> [What is being asked]
List every line in the entries below that contains the string "angles". Matching is case-sensitive.

> [Dataset entries]
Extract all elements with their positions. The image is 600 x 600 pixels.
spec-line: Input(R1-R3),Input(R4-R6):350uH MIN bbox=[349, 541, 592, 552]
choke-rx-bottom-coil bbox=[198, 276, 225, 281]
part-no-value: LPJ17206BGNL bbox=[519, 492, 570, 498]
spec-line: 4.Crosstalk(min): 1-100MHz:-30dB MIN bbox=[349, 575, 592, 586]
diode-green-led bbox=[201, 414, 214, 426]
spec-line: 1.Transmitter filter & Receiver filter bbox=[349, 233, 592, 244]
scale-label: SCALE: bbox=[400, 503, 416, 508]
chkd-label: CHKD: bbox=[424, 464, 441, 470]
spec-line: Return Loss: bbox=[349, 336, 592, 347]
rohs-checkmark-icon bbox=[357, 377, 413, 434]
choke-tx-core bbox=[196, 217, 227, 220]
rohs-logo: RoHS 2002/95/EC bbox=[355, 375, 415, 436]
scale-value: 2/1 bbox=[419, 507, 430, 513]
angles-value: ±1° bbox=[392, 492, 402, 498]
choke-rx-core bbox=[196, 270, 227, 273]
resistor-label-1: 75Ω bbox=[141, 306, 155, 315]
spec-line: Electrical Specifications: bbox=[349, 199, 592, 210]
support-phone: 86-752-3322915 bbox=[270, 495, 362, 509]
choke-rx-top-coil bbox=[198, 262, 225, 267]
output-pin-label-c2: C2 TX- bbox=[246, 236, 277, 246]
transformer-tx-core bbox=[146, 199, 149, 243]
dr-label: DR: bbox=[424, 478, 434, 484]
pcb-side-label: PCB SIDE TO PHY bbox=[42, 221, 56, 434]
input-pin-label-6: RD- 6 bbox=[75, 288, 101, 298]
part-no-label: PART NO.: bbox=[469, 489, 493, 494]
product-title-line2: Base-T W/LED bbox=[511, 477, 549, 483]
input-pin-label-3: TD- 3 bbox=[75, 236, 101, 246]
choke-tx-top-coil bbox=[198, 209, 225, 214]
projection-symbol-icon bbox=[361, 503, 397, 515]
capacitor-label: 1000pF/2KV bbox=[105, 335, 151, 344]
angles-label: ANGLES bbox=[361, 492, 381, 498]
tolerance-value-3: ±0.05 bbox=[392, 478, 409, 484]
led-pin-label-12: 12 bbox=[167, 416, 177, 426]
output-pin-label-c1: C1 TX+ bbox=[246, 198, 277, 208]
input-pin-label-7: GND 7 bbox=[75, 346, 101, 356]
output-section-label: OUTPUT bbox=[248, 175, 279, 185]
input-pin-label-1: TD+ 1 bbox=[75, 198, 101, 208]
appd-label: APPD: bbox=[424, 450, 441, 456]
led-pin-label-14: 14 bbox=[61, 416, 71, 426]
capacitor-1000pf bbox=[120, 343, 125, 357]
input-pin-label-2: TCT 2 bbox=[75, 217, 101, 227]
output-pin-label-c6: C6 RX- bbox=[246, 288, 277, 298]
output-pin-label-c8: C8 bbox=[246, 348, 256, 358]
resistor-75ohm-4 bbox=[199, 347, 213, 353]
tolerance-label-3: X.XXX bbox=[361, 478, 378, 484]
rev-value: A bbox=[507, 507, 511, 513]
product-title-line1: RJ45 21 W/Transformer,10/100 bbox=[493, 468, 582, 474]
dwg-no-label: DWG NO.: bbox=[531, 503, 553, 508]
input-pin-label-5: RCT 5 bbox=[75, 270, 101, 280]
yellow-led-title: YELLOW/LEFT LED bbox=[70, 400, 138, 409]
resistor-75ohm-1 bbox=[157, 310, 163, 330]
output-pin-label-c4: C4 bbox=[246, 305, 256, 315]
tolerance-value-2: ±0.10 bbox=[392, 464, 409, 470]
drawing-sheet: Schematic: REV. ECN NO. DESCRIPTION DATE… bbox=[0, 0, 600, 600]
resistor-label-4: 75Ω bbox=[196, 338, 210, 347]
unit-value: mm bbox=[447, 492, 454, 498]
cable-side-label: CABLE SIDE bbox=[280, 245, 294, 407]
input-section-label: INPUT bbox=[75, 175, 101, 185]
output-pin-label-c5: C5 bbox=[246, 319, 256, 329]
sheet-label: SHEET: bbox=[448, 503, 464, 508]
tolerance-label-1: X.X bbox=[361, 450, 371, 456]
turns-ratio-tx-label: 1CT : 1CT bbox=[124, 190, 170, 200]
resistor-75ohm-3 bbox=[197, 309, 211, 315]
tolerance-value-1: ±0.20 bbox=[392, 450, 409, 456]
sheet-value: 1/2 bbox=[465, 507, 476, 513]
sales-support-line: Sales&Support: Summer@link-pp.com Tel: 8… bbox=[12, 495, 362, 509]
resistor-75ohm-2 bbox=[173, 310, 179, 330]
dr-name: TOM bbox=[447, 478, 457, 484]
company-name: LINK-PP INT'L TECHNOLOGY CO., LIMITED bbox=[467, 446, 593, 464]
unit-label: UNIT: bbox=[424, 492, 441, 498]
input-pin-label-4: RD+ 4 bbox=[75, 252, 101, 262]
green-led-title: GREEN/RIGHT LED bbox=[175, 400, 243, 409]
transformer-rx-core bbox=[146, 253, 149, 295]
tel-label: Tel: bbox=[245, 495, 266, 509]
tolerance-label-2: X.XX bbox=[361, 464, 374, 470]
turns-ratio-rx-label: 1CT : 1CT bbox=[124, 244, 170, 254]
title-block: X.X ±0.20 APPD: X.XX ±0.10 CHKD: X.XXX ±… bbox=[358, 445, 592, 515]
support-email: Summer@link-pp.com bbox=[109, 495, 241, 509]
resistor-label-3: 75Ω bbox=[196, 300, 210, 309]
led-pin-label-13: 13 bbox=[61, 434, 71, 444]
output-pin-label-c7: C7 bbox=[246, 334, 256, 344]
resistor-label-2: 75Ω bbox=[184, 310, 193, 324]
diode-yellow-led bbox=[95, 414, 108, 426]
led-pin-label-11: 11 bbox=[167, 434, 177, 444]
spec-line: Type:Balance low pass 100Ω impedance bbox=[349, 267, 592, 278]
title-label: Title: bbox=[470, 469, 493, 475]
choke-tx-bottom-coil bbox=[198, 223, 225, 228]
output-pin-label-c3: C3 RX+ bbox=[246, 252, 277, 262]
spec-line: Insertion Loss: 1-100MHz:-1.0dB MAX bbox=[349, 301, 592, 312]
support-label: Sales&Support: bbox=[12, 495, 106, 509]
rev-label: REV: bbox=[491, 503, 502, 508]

> [The result]
angles-value: ±1° bbox=[392, 492, 402, 498]
angles-label: ANGLES bbox=[361, 492, 381, 498]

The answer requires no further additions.